Graveur sur Acier
25. Technique de moulage des plâtres
Je vous ai raconté dans l’article précédent pourquoi l’on faisait des plâtres. À présent, je vais tenter de vous expliquer comment on les fait !
Les ingrédients
— Tout d’abord, on se procure du plâtre « à modeler », que l’on stocke dans un lieu bien sec…
— On va avoir besoin de gamelles en plastique, si possible souples, bien propres. Besoin aussi d’une louche, d’une cuillère à soupe, d’un fouet de cuisine, des pinceaux doux, d’éponges…
— Il nous faut de l’huile de pied de bœuf. Attention, depuis la crise de la vache folle, sont apparues de fausses huiles, appelées « façon pied de bœuf » ou « type pied de bœuf »… Et même des professionnels du traitement du cuir vous en proposeront !

- _Extrait de données_:
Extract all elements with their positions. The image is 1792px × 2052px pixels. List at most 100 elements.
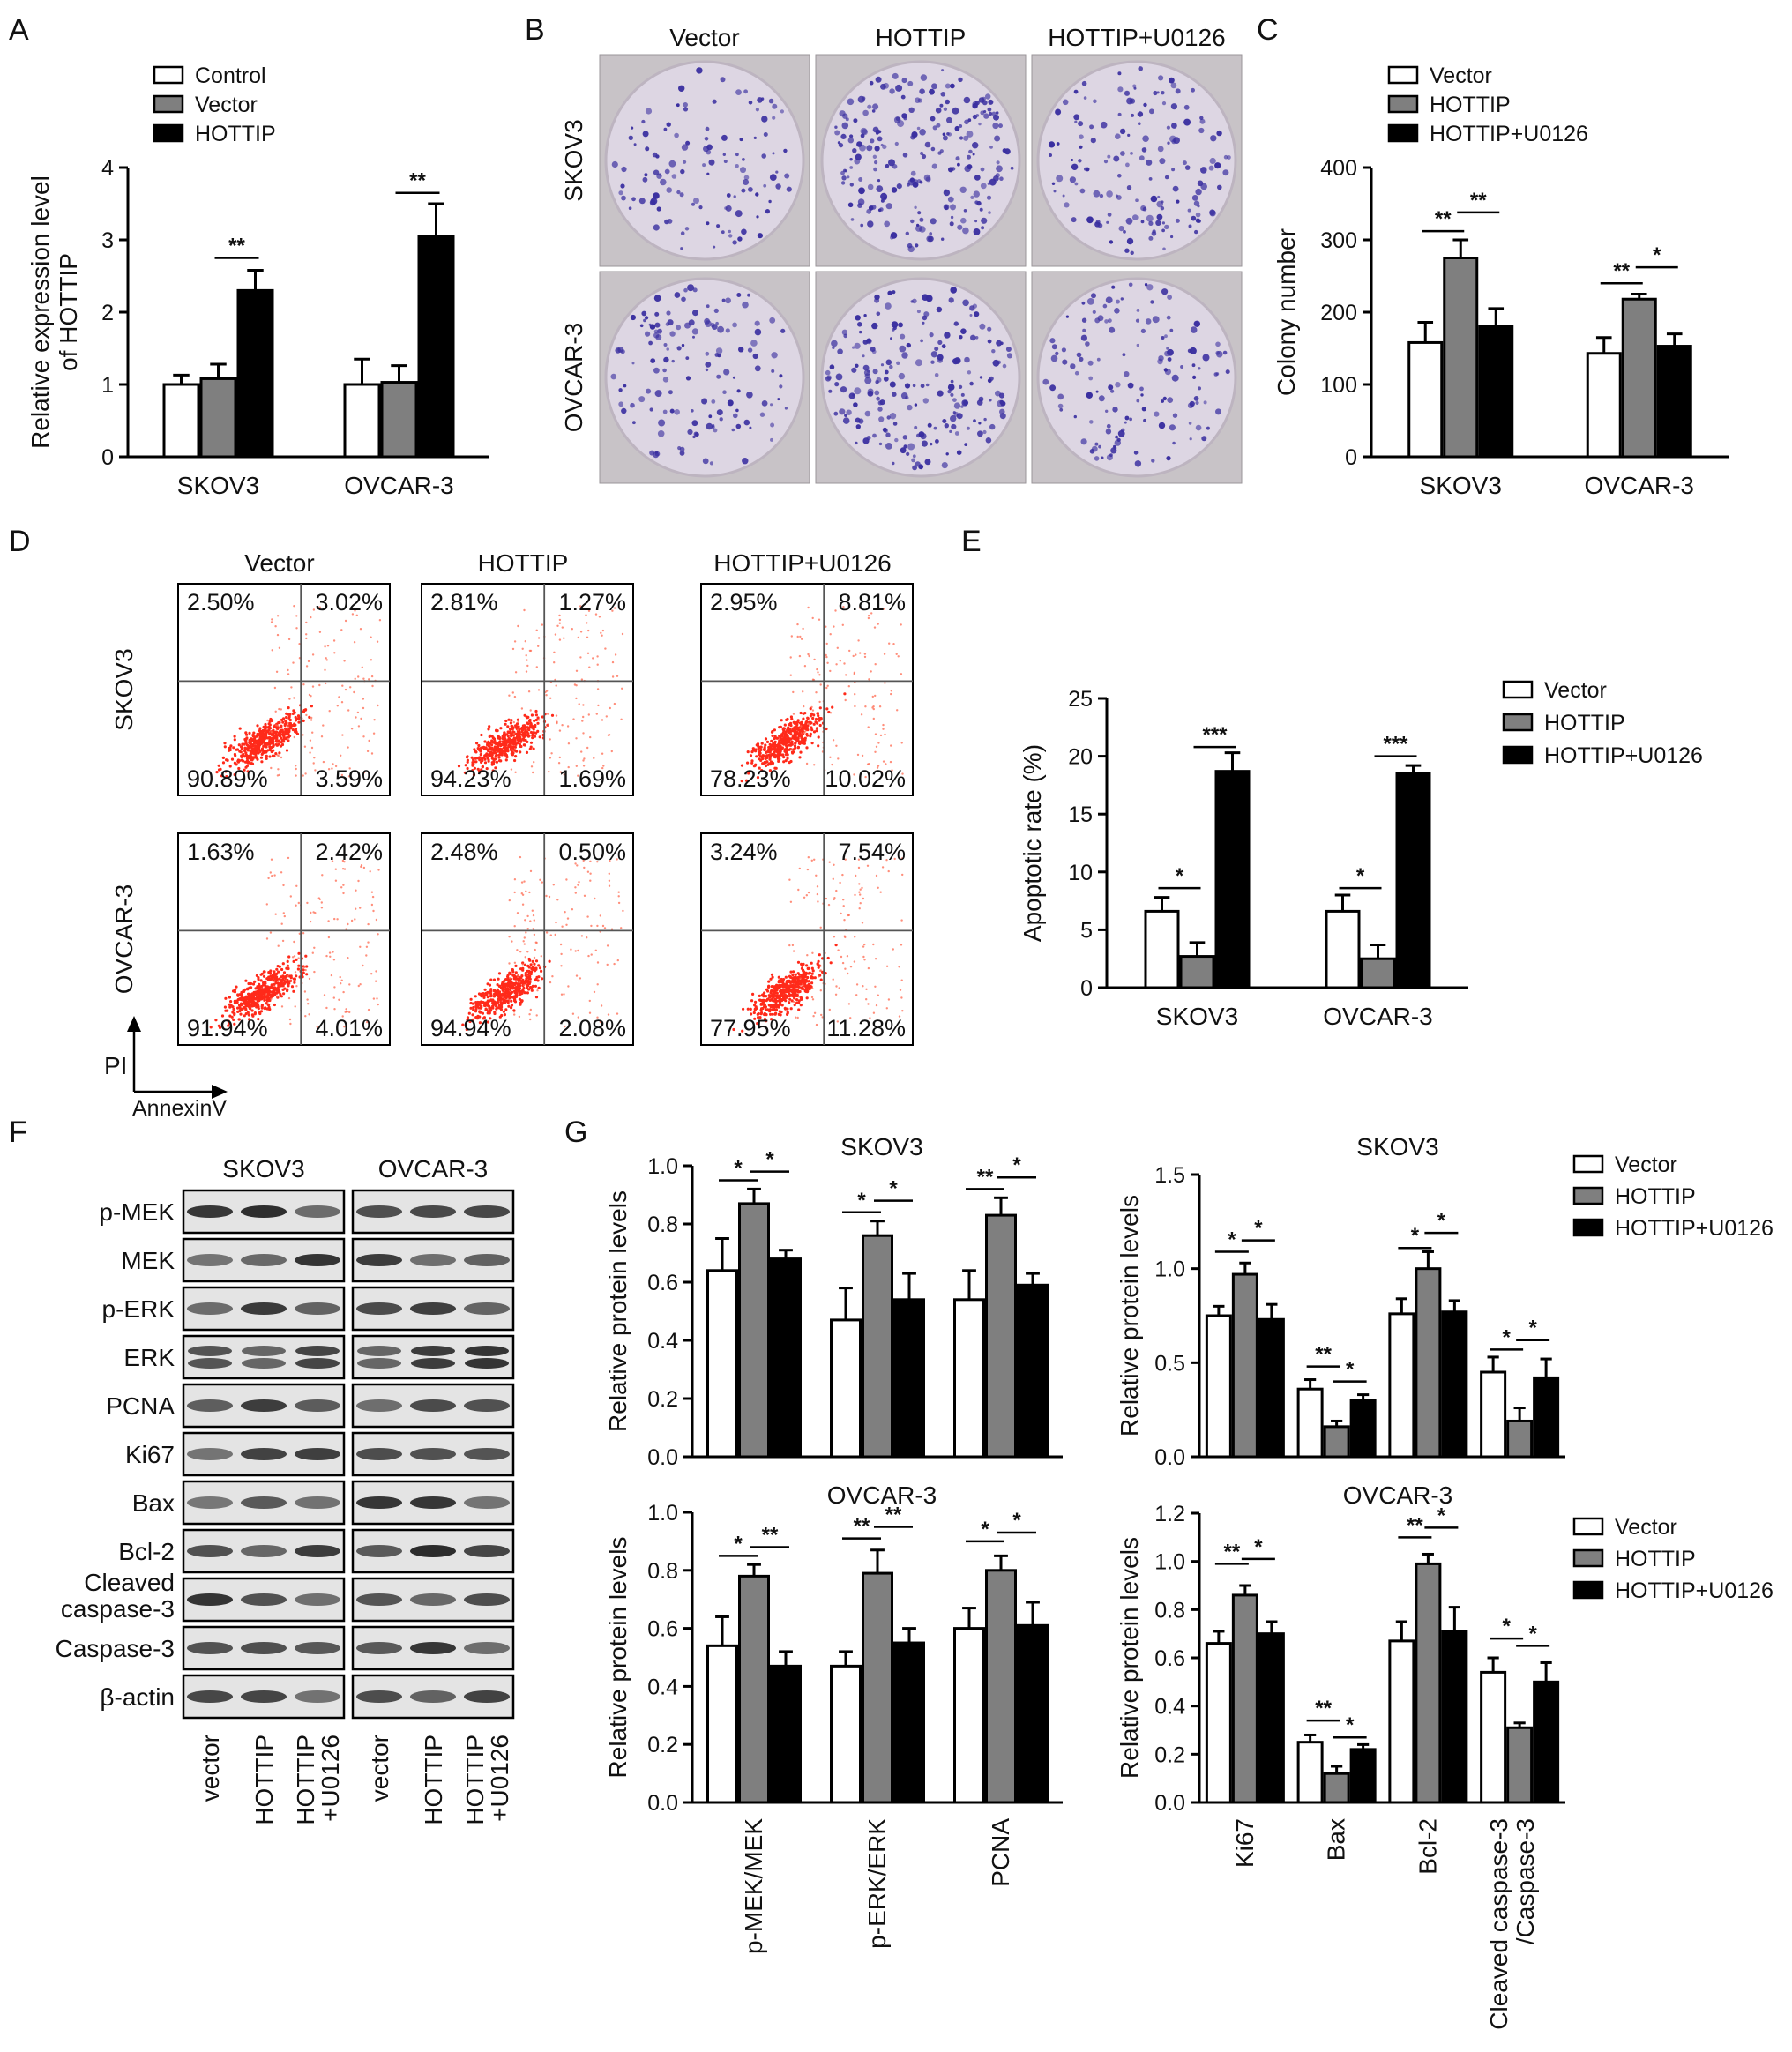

- _Problème court_:
Recopiez fidèlement le passage du texte sur le moulage des plâtres, depuis « Graveur sur Acier » jusqu'à « on les fait ! » inclus.

- _Réponse_:
Graveur sur Acier
25. Technique de moulage des plâtres
Je vous ai raconté dans l’article précédent pourquoi l’on faisait des plâtres. À présent, je vais tenter de vous expliquer comment on les fait !